◆ RECORDS FOR THE TASK:
## BEGIN

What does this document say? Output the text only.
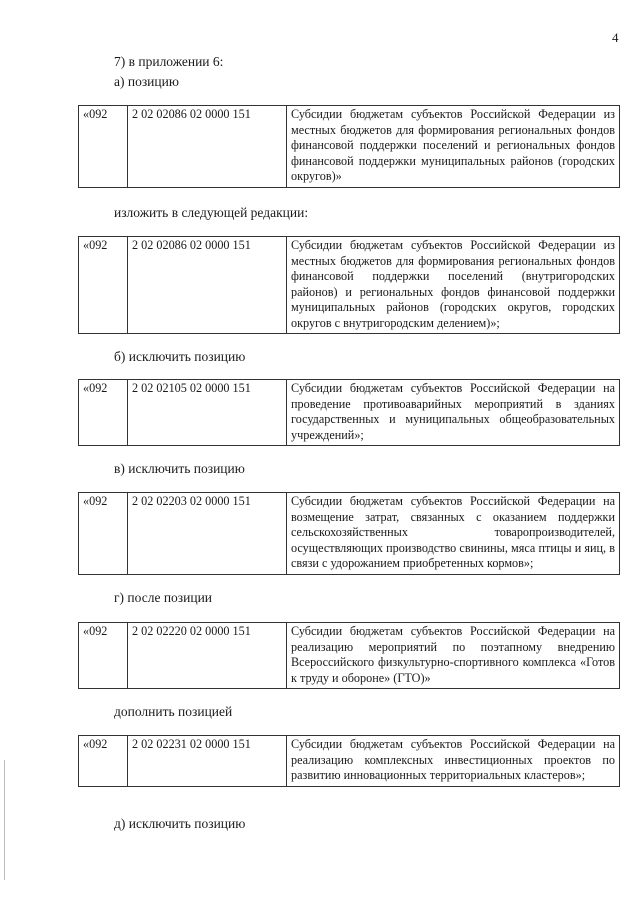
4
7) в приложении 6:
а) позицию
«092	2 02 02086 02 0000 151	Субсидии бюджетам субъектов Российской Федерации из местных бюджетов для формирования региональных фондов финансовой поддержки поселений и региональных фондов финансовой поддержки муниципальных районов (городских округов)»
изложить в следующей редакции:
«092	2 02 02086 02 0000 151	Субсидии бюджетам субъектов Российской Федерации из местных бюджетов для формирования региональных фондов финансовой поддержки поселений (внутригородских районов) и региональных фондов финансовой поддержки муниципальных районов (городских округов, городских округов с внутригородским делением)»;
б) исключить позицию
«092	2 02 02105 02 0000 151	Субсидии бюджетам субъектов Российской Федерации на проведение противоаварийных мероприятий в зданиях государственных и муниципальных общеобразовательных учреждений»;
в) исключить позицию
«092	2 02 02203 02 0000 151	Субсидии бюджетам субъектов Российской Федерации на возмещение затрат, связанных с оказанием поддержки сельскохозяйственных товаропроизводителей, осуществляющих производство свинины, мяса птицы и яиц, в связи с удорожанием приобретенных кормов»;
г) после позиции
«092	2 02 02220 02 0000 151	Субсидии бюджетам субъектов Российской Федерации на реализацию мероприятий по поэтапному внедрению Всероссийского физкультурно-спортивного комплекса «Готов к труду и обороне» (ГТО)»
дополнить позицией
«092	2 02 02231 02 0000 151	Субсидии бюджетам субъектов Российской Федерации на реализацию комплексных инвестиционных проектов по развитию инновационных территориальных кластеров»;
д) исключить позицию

## END
## BEGIN

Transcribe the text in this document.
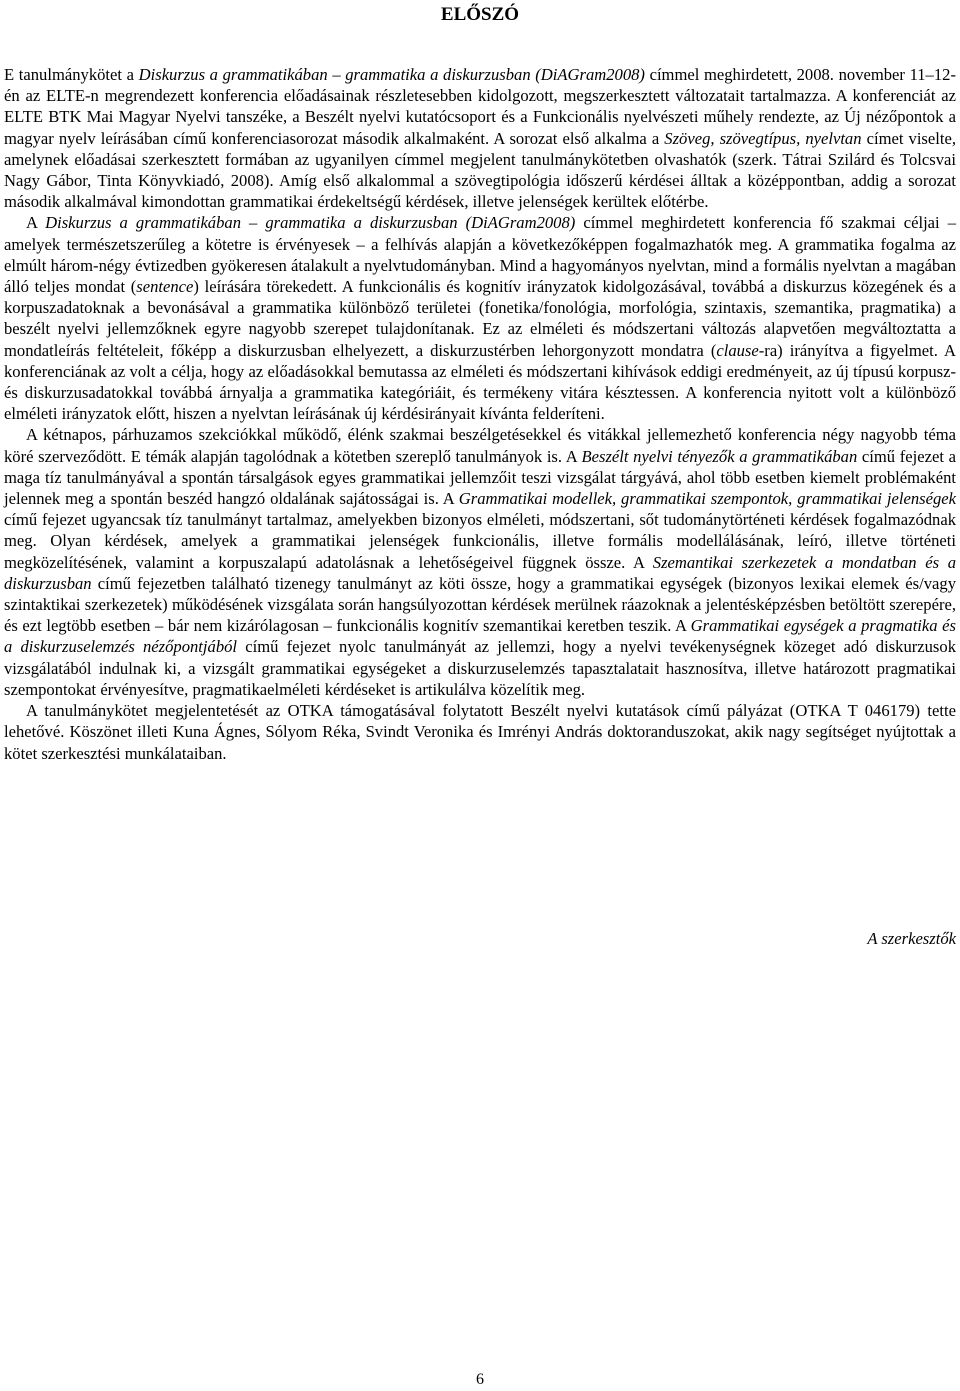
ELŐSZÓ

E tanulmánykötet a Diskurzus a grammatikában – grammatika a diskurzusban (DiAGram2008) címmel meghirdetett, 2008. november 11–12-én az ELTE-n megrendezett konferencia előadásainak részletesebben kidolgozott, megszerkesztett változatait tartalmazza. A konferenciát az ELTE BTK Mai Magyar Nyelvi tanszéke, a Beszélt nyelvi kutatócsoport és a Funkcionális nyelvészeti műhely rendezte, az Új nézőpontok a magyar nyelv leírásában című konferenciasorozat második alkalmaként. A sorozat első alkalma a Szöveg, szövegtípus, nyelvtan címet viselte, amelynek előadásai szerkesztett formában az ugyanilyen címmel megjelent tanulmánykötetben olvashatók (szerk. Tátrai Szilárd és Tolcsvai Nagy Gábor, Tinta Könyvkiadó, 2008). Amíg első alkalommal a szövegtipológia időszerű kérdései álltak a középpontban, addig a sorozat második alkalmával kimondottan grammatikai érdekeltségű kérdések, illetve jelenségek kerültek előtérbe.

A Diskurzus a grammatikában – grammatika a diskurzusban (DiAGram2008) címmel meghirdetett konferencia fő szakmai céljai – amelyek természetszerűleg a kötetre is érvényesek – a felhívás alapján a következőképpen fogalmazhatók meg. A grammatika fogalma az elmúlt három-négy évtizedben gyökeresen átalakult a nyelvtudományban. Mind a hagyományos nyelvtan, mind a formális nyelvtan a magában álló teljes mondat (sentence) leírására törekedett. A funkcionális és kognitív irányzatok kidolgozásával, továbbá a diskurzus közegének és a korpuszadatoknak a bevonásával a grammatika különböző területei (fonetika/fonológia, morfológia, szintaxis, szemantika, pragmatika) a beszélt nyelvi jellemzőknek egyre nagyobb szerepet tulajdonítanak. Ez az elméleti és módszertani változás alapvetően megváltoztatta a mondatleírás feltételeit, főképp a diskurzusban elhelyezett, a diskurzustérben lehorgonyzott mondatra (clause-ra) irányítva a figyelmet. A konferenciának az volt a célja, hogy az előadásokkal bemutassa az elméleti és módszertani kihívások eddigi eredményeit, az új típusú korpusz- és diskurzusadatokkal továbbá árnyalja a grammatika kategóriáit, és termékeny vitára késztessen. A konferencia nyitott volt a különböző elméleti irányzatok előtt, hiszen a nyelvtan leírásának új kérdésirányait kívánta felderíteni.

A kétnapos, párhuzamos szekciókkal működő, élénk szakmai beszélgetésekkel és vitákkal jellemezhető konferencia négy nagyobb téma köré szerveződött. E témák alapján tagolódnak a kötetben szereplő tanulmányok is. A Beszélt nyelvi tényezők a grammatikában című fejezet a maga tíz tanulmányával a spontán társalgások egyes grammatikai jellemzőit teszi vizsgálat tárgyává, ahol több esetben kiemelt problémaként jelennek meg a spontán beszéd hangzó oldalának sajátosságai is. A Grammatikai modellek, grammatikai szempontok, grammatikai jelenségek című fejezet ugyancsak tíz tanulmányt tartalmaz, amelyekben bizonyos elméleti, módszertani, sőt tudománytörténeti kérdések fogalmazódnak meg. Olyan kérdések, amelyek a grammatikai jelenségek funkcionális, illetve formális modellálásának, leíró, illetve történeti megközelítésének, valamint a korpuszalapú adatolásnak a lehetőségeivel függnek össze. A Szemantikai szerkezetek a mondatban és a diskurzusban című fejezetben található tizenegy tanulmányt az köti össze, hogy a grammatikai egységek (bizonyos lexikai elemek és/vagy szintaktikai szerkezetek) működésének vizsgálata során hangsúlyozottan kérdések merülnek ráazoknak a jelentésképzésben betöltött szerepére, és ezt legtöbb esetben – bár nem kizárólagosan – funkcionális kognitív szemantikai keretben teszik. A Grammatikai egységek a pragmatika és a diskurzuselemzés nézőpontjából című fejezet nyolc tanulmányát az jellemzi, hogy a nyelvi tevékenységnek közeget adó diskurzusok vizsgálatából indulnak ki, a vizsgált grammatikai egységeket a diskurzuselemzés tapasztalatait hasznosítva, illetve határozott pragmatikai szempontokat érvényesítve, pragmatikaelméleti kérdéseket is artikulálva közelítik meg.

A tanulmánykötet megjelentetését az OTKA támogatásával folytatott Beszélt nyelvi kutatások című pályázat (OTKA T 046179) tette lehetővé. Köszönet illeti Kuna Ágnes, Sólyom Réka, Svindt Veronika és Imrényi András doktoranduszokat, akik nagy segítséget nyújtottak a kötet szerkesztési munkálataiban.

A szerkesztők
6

## END

◆ SHORT TASK: Find the lines containing "this" and pull them out.

◆ CORRECT OUTPUT:
What does this document say? Output the text only.
Transcribe the text in this document.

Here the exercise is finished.